Pull every line holding the string "name" from the records below.
──────── Listing
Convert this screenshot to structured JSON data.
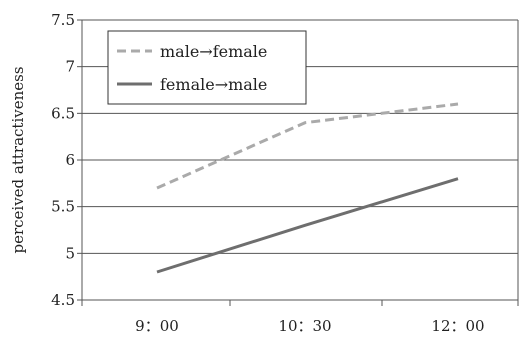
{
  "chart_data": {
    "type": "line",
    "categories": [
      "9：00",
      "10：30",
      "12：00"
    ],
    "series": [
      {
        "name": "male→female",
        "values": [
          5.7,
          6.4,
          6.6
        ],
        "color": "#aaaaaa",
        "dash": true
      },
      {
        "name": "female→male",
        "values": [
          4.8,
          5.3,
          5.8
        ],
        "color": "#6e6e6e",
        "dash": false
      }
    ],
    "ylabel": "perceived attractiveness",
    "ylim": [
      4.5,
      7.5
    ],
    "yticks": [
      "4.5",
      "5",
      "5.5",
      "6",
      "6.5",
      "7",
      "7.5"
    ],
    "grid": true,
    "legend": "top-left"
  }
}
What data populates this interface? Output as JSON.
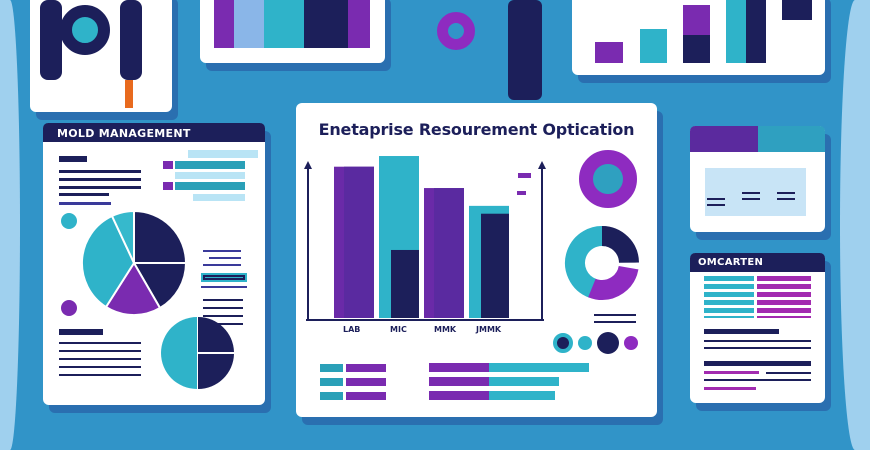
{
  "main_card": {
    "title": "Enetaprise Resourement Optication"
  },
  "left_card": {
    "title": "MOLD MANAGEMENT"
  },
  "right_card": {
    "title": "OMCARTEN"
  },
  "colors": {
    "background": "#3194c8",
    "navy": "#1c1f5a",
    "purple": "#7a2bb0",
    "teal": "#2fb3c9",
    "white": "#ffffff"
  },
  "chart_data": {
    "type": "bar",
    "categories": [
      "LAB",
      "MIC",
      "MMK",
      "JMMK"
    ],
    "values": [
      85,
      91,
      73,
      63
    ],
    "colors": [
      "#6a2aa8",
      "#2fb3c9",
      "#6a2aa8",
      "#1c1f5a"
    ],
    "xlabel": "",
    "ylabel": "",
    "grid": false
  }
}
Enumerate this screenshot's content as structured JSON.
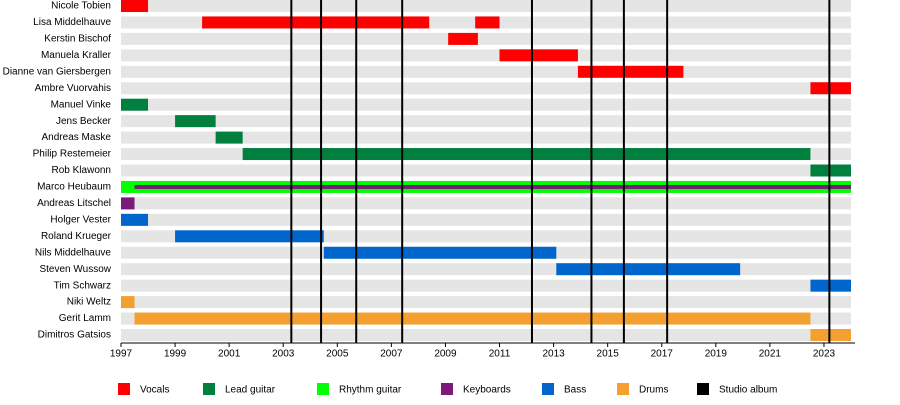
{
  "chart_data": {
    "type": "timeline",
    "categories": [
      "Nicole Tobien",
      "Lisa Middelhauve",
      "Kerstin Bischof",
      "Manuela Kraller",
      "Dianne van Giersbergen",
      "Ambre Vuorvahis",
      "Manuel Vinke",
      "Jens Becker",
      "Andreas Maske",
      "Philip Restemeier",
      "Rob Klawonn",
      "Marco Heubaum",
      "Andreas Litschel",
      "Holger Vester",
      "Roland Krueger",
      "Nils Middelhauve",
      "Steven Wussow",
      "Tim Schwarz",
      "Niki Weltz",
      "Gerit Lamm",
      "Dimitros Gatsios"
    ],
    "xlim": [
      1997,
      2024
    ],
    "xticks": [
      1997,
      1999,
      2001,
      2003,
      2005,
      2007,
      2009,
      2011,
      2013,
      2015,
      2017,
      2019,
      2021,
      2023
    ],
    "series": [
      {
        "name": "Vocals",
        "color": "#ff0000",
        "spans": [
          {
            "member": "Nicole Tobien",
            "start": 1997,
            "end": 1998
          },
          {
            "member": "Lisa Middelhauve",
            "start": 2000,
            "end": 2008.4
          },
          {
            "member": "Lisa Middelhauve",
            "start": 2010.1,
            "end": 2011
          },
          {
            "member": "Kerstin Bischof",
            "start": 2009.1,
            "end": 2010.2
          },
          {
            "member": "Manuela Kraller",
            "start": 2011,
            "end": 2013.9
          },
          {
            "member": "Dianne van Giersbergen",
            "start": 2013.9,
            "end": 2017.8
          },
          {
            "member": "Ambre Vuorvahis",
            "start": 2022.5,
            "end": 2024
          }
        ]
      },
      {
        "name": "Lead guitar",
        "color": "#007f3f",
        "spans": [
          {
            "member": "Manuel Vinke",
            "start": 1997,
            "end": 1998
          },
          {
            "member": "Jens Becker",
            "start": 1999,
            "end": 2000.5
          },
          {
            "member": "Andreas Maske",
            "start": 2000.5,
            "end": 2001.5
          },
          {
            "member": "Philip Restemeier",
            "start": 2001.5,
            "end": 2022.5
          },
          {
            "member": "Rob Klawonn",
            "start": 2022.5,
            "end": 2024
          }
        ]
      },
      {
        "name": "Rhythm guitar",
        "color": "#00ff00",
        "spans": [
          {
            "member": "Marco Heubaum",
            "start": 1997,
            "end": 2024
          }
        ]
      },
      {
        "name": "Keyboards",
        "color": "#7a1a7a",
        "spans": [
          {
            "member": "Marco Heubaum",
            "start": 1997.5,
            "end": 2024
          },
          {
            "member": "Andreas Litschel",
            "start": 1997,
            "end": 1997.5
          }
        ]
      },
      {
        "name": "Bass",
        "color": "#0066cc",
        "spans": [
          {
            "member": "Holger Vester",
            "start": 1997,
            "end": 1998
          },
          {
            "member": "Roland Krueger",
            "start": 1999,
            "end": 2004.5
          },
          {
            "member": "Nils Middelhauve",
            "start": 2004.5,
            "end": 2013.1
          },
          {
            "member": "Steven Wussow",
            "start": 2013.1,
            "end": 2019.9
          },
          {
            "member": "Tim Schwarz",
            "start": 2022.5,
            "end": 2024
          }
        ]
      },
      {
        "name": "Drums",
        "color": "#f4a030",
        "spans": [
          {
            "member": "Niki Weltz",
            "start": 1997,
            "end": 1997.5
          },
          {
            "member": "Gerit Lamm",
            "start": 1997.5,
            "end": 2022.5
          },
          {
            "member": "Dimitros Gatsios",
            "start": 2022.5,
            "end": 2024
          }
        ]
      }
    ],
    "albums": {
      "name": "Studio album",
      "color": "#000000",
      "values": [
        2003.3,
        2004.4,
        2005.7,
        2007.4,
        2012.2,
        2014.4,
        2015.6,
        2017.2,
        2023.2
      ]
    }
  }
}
────────────────
──────── Listing
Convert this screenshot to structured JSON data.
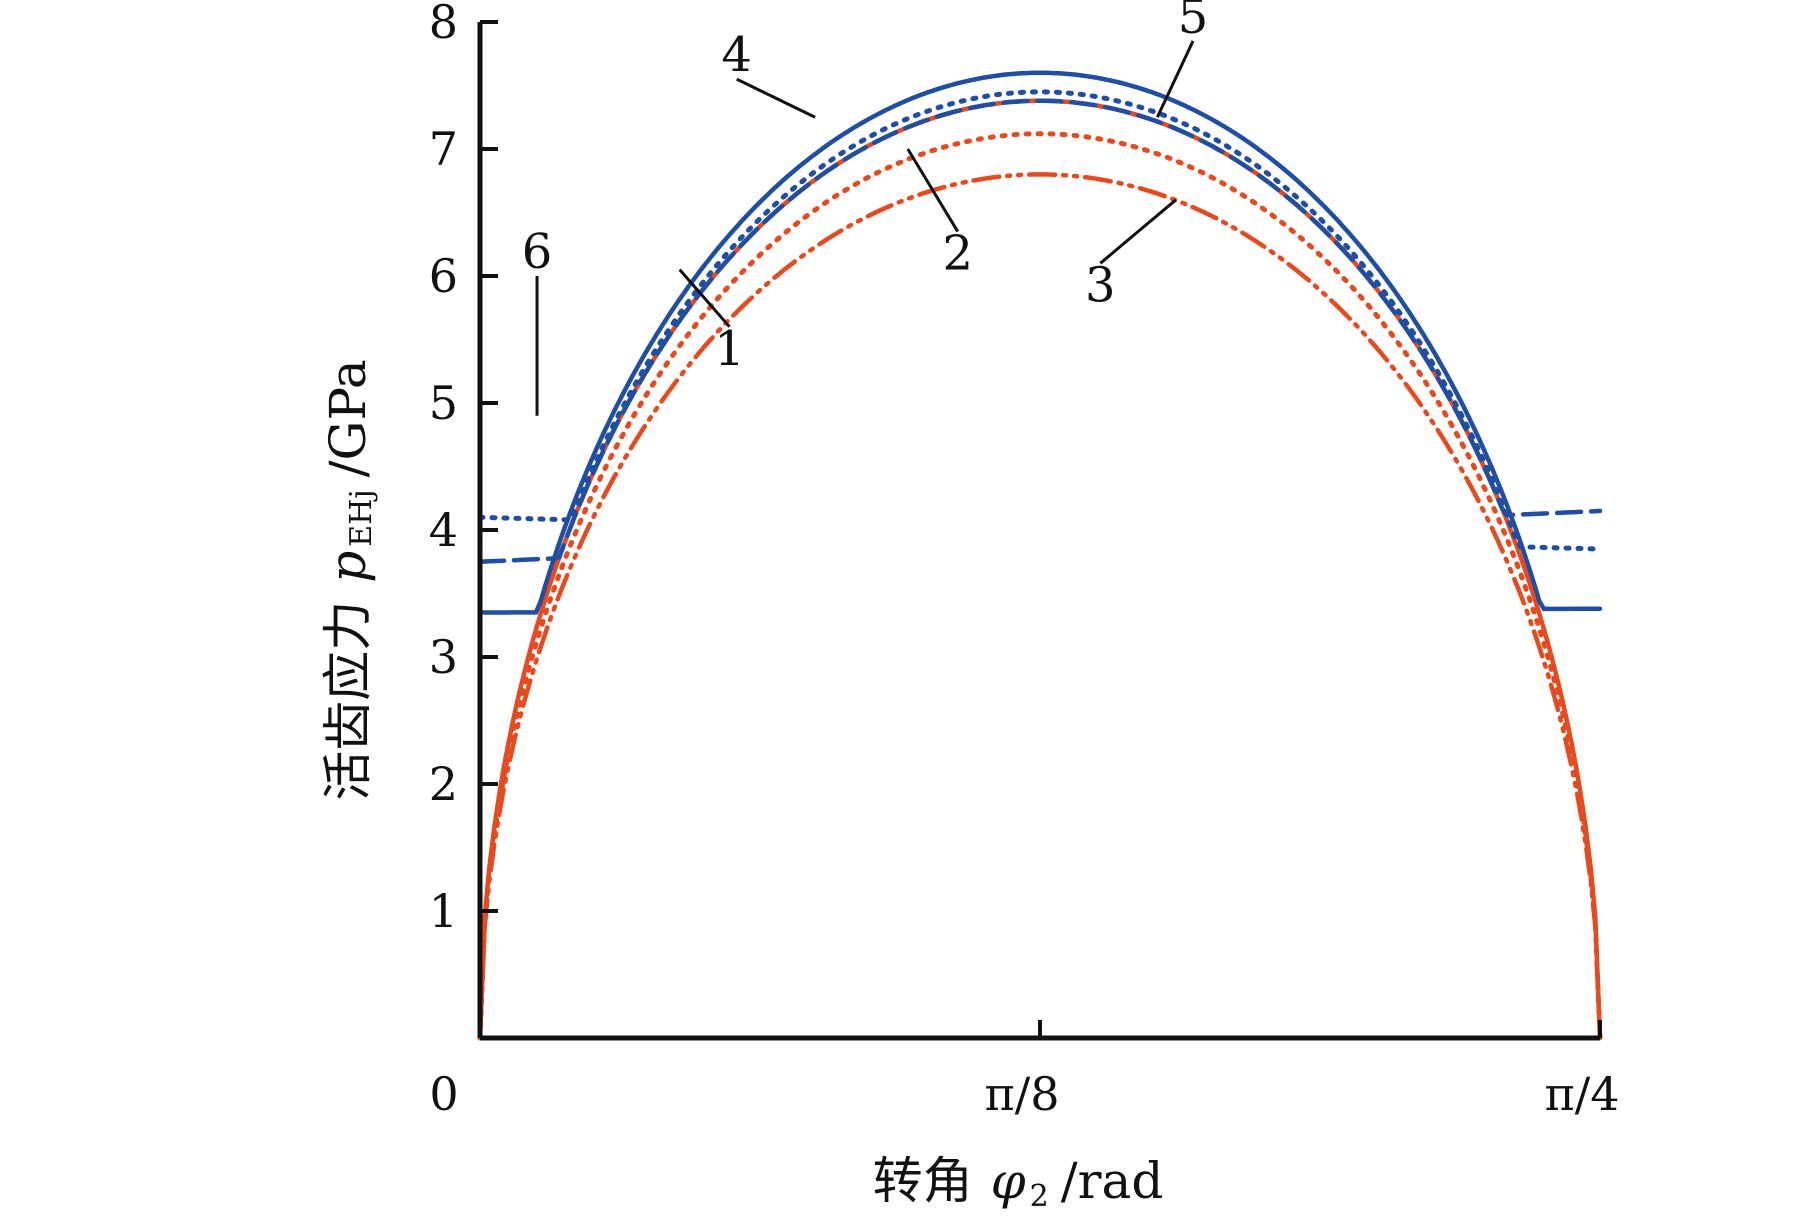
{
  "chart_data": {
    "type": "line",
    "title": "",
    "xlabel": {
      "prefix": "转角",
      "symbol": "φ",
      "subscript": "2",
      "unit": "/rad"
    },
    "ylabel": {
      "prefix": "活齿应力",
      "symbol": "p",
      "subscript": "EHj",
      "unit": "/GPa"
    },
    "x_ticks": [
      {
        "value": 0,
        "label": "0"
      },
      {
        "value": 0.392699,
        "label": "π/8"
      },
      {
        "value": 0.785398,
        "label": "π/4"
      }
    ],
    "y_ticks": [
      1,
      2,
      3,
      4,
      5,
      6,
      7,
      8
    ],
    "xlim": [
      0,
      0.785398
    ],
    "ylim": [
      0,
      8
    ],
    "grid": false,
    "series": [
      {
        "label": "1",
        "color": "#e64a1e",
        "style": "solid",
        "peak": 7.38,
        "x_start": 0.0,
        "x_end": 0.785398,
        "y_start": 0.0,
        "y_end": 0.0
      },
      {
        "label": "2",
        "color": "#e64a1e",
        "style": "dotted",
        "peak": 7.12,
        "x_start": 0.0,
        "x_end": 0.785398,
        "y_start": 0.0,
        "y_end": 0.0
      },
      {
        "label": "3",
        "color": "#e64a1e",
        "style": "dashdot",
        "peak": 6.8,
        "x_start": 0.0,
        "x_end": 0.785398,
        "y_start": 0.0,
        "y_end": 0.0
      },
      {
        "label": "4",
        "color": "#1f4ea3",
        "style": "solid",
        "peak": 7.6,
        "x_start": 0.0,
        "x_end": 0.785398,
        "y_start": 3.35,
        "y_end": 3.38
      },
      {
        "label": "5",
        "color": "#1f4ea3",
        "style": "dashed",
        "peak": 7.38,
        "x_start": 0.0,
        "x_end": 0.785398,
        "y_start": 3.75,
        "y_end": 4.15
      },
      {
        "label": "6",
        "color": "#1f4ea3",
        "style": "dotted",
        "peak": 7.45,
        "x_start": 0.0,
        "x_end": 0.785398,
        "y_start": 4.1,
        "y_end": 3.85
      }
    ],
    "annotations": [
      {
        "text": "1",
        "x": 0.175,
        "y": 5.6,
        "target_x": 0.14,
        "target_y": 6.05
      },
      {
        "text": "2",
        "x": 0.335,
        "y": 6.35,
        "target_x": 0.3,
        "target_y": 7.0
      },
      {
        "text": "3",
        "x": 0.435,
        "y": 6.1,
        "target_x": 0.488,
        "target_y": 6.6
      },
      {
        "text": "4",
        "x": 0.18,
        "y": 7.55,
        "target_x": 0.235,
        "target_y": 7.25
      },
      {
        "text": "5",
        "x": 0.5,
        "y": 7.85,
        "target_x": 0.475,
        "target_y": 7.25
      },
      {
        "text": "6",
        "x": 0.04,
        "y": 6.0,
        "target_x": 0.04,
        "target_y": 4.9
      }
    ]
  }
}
────────────────
§ Solution
        "name": "male→female",
        "name": "female→male",
        "name": "Vocals",
        "name": "Lead guitar",
        "name": "Rhythm guitar",
        "name": "Keyboards",
        "name": "Bass",
        "name": "Drums",
      "name": "Studio album",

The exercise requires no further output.